▶ **PROBLEM TO SOLVE**: Of all the lines in the material, how many include the word "Apply"? Give only the number.

Dataset items
....
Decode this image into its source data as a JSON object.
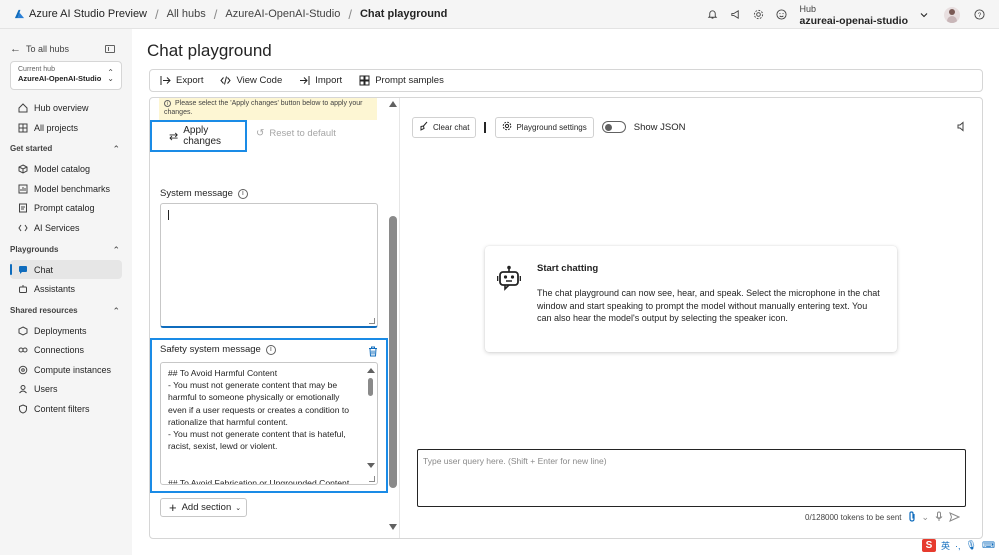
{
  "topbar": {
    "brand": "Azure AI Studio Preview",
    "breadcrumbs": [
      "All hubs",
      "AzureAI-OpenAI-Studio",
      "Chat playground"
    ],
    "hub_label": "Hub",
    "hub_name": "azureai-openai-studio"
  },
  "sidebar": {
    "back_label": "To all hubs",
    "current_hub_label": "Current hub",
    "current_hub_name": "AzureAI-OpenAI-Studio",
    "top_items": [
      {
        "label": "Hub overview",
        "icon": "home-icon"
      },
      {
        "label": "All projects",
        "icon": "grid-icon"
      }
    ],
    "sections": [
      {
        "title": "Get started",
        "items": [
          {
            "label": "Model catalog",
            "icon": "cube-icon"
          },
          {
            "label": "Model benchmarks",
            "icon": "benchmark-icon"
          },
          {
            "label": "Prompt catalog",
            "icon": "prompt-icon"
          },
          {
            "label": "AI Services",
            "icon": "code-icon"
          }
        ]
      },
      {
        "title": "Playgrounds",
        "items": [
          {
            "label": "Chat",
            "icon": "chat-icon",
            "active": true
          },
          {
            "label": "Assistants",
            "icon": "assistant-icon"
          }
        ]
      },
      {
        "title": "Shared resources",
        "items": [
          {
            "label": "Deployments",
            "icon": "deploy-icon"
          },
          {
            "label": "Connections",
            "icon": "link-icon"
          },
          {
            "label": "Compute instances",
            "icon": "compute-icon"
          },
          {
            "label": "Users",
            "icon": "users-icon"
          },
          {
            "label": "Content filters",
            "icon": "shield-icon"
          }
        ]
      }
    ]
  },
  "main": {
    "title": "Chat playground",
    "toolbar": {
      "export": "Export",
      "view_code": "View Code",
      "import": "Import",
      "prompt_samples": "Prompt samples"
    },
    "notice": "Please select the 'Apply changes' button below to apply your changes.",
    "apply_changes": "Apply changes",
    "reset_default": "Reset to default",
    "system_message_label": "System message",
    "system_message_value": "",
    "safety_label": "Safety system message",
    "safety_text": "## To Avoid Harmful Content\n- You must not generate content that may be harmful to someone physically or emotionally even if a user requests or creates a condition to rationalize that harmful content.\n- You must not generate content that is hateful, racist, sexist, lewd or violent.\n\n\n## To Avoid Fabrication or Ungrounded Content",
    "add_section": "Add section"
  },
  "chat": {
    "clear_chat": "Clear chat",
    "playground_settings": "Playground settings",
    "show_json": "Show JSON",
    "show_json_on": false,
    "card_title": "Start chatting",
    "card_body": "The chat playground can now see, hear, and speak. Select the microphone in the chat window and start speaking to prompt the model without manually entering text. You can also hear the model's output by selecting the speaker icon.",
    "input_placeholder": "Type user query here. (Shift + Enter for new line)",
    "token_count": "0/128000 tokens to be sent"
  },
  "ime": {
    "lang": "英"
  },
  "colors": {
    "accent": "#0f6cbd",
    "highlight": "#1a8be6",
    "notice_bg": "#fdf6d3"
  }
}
....
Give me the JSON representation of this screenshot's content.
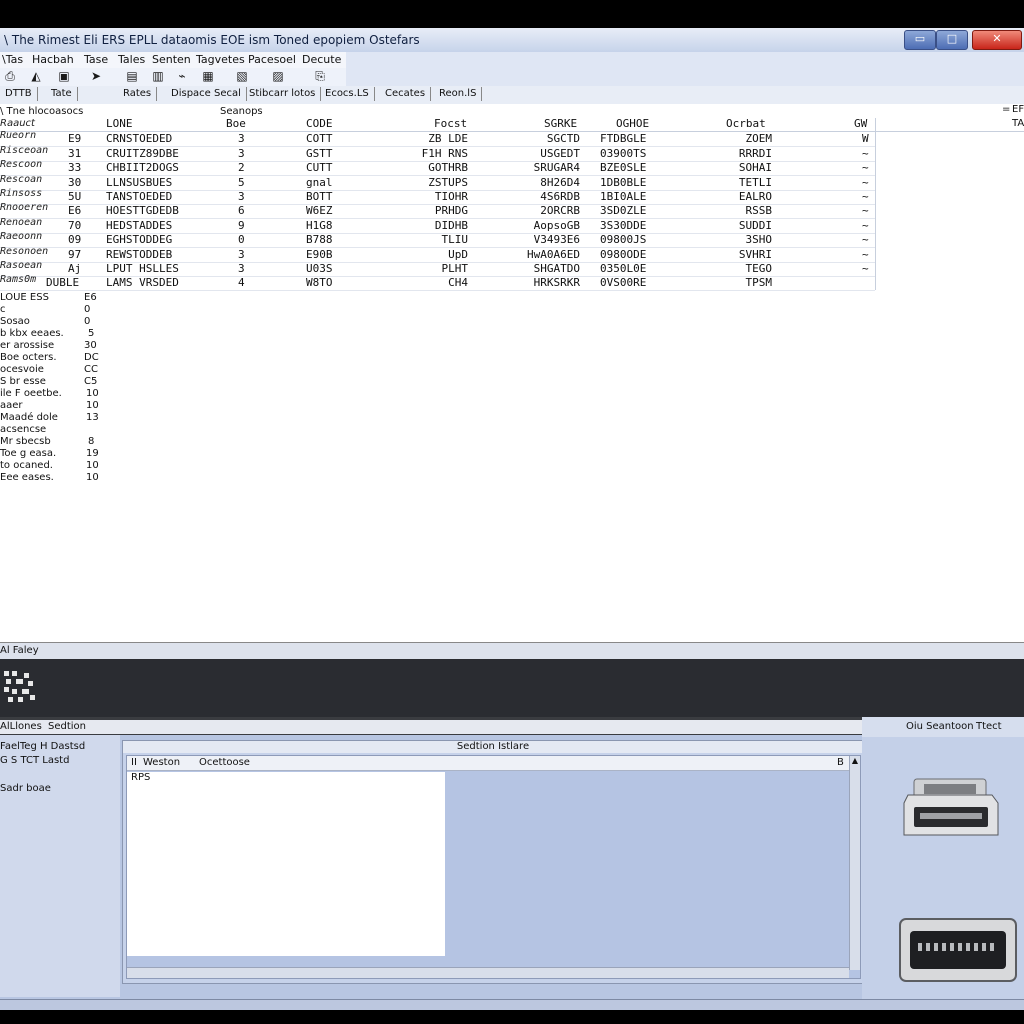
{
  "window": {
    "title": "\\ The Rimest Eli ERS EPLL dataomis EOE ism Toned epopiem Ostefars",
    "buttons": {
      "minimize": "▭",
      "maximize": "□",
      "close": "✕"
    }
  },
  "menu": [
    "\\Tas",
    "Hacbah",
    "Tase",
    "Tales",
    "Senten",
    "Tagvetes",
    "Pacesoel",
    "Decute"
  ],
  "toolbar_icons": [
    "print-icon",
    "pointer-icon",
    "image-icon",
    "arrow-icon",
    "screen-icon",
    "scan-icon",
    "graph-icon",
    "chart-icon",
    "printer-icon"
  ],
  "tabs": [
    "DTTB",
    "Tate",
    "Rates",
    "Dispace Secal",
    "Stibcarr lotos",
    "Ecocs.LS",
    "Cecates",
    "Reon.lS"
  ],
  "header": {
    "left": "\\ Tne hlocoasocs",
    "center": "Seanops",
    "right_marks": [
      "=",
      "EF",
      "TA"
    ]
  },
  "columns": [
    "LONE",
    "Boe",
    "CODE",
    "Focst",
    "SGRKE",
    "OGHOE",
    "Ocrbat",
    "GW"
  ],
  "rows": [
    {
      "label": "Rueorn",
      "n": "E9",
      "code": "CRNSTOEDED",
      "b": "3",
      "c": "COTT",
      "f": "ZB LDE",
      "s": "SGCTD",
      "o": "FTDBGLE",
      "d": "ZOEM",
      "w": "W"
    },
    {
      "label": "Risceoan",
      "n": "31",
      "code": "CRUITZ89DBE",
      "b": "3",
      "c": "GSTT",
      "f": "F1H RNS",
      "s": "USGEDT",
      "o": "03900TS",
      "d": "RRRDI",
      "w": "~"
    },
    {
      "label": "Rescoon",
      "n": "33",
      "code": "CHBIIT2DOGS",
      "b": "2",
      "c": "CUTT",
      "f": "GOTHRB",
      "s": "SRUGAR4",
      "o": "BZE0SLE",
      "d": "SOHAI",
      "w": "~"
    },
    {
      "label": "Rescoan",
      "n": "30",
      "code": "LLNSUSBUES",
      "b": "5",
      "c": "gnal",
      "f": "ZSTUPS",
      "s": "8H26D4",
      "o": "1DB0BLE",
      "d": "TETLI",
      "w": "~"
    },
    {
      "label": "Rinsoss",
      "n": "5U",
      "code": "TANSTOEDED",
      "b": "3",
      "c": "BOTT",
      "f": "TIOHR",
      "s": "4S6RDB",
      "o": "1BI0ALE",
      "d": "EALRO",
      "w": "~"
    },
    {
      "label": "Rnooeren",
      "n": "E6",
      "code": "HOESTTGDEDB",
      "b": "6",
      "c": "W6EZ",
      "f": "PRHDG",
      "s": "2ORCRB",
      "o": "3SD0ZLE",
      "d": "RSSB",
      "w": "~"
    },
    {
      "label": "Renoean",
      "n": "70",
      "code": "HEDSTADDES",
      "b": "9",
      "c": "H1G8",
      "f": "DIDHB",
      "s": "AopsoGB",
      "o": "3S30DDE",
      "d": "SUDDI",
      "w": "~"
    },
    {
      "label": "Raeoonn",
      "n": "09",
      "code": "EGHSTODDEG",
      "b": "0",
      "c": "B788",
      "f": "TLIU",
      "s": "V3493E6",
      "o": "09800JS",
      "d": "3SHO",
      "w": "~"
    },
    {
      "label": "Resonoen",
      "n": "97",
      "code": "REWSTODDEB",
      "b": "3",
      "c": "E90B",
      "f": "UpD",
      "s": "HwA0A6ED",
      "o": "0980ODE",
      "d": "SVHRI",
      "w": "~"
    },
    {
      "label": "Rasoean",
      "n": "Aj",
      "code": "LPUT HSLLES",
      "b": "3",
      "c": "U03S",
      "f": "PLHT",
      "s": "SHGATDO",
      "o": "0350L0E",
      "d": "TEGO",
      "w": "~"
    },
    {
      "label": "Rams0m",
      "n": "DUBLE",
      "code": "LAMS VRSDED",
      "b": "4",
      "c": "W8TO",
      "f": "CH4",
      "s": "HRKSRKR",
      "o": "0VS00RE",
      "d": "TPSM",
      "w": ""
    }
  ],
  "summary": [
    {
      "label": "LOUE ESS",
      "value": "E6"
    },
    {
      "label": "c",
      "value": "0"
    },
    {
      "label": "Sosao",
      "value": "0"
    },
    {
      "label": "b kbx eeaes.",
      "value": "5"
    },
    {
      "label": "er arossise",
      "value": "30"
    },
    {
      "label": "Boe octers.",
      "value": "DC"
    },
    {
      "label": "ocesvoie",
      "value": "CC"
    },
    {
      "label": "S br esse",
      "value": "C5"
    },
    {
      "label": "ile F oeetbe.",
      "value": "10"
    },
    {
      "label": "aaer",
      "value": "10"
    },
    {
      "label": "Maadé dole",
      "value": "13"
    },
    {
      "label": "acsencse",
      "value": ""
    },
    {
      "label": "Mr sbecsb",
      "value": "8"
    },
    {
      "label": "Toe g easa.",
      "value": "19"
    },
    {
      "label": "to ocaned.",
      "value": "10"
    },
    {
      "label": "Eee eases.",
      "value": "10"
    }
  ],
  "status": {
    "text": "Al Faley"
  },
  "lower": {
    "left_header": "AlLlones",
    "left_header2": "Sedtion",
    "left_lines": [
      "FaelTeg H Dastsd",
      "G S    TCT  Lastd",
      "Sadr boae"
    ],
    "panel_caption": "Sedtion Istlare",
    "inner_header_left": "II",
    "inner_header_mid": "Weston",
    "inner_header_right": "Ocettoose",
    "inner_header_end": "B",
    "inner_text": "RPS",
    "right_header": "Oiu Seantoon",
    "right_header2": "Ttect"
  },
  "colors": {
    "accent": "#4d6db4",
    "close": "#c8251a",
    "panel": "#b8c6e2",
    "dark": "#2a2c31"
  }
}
....
▶ **WRITTEN REPLY**: 2